> What you have to do:
Go over the entries below line by line, copying each one that contains the word "square".

## begin Material provided

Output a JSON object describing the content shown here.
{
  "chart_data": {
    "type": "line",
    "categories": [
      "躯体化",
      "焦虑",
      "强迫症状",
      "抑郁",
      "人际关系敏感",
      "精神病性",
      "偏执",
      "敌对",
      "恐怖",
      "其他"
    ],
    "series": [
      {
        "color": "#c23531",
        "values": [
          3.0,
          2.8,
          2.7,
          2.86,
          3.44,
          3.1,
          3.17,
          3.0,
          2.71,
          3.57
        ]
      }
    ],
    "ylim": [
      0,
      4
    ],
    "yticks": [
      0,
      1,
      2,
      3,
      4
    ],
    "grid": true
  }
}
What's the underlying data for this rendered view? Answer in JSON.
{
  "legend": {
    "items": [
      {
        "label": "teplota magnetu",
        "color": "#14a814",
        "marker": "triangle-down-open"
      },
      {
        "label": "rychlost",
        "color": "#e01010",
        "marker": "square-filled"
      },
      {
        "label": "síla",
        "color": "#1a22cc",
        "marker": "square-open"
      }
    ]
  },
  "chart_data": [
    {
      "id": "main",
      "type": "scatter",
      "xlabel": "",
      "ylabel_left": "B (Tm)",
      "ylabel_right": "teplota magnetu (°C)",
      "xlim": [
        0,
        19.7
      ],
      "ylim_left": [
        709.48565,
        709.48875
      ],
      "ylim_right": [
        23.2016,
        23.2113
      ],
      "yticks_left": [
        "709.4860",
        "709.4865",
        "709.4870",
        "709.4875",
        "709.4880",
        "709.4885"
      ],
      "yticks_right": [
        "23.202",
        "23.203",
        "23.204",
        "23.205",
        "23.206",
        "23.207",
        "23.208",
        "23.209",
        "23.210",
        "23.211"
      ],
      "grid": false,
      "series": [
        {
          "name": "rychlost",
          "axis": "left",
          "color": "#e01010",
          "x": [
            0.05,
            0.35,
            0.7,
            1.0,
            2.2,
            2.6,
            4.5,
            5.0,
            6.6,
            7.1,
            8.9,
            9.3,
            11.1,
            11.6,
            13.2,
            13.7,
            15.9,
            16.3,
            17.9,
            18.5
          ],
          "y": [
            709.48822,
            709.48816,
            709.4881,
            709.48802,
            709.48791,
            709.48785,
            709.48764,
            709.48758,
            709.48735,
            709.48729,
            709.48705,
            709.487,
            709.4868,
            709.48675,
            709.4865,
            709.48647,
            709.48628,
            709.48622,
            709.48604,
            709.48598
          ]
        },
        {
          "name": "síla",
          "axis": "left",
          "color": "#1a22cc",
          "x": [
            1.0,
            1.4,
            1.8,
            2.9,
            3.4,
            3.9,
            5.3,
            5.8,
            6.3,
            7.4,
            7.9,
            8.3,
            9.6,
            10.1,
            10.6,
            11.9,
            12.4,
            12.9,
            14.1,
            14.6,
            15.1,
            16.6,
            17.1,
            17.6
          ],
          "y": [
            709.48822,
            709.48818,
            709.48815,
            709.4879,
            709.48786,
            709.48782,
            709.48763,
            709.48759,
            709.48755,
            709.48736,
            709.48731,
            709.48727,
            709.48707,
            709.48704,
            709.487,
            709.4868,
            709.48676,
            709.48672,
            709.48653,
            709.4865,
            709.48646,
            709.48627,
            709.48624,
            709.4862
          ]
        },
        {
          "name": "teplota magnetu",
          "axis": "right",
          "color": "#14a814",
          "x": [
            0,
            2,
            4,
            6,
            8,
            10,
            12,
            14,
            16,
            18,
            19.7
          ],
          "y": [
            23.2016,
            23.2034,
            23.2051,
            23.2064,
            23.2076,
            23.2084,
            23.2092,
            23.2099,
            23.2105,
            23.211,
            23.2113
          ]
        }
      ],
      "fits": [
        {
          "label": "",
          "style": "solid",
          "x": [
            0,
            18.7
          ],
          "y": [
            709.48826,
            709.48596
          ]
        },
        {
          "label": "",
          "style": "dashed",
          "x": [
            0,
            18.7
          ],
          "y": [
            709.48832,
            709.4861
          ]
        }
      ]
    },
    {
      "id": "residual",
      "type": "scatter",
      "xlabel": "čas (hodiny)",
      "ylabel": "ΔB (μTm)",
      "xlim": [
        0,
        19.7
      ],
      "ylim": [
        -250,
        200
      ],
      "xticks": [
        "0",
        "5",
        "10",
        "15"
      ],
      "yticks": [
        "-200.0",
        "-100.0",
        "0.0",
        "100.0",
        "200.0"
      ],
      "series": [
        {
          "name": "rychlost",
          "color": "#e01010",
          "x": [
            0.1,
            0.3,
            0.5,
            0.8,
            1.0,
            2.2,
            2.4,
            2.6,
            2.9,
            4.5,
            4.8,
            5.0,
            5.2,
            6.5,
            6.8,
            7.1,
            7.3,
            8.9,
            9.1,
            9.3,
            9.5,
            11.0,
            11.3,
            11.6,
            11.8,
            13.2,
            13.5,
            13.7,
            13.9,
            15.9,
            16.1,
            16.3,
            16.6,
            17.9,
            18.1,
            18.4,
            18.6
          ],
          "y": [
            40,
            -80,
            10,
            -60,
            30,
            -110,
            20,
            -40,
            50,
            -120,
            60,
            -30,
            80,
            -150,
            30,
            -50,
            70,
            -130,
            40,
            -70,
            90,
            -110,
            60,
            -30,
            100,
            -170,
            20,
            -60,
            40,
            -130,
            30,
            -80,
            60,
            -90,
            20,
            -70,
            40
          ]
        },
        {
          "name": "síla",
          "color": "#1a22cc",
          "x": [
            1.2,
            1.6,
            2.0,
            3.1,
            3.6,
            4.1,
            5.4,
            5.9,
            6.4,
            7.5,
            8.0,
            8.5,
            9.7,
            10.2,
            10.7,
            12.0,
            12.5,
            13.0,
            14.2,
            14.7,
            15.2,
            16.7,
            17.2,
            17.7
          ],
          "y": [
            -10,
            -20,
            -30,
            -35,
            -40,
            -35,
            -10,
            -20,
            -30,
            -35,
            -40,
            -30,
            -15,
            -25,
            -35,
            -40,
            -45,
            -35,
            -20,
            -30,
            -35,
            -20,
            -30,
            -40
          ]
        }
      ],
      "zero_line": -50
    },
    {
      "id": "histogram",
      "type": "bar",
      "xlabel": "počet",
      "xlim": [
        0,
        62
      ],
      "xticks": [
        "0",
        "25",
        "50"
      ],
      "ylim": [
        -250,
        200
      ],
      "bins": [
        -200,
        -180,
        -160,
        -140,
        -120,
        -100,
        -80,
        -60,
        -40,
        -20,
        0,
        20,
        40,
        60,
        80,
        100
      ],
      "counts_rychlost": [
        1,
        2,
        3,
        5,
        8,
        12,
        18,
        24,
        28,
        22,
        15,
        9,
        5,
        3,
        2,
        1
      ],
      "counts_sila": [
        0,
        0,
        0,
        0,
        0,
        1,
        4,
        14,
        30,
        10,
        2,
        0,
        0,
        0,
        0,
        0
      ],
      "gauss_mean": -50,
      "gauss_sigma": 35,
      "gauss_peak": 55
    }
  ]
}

## end Material provided
## begin Material provided

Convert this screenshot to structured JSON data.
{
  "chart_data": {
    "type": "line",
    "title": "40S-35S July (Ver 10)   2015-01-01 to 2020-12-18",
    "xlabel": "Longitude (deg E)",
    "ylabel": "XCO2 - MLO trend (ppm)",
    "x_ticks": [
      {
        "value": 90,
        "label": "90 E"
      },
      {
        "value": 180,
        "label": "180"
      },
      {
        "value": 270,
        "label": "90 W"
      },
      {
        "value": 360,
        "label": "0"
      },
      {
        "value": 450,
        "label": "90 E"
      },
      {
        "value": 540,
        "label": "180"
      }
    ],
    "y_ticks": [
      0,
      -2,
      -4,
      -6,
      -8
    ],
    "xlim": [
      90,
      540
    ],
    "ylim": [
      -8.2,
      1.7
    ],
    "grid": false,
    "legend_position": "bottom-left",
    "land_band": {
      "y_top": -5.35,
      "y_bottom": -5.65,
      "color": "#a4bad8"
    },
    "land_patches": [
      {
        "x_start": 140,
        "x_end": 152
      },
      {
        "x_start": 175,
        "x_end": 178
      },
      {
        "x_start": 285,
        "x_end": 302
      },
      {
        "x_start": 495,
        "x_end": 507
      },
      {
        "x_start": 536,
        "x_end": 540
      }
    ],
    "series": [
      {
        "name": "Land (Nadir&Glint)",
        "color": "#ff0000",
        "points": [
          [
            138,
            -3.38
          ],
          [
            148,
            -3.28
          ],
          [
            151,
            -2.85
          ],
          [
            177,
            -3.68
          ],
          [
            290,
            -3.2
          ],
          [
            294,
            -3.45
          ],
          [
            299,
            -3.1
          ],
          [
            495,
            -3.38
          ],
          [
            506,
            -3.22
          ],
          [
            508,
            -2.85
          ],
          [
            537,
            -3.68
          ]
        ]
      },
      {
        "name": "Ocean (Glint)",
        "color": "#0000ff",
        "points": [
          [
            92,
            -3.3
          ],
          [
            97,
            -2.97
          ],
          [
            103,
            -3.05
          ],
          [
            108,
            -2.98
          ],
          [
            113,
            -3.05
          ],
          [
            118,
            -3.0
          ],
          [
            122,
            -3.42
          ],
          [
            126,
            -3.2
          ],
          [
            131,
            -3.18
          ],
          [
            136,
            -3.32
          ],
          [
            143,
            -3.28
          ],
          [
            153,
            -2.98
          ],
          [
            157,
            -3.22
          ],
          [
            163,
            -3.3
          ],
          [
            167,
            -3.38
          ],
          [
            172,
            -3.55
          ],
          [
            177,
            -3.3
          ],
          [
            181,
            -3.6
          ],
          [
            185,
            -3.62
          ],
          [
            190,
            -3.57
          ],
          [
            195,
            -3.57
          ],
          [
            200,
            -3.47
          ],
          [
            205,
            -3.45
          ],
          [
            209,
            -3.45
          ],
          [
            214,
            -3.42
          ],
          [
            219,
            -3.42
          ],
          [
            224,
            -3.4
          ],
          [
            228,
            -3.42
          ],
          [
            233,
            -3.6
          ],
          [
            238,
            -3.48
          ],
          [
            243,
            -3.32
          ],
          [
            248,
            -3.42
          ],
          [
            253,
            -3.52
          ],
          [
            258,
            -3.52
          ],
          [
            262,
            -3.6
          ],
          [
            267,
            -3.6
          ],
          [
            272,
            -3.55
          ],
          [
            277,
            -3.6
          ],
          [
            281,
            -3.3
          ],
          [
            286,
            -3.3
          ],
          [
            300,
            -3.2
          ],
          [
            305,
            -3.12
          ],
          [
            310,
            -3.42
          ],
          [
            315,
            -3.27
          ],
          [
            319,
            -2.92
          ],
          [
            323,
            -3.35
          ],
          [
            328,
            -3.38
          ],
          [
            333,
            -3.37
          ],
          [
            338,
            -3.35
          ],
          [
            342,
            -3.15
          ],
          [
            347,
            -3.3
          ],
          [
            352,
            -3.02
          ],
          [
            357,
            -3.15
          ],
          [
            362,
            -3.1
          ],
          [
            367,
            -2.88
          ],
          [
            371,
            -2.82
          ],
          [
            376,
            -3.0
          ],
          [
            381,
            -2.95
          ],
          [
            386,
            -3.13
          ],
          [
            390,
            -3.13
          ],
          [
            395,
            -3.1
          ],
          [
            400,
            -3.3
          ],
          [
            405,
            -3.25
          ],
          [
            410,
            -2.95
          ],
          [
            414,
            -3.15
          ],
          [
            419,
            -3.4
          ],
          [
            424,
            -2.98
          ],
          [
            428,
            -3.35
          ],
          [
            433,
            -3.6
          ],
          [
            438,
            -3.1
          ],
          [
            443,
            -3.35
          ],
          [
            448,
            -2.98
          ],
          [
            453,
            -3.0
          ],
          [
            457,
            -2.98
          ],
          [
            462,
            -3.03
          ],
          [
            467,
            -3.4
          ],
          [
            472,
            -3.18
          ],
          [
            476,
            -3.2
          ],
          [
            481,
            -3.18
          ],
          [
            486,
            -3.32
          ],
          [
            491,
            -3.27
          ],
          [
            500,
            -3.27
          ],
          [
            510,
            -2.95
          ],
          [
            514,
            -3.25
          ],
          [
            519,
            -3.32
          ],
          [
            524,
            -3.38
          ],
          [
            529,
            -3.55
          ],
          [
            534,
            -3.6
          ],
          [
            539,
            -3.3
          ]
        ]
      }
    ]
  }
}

## end Material provided

> Response for this exercise:
        "marker": "square-filled"
        "marker": "square-open"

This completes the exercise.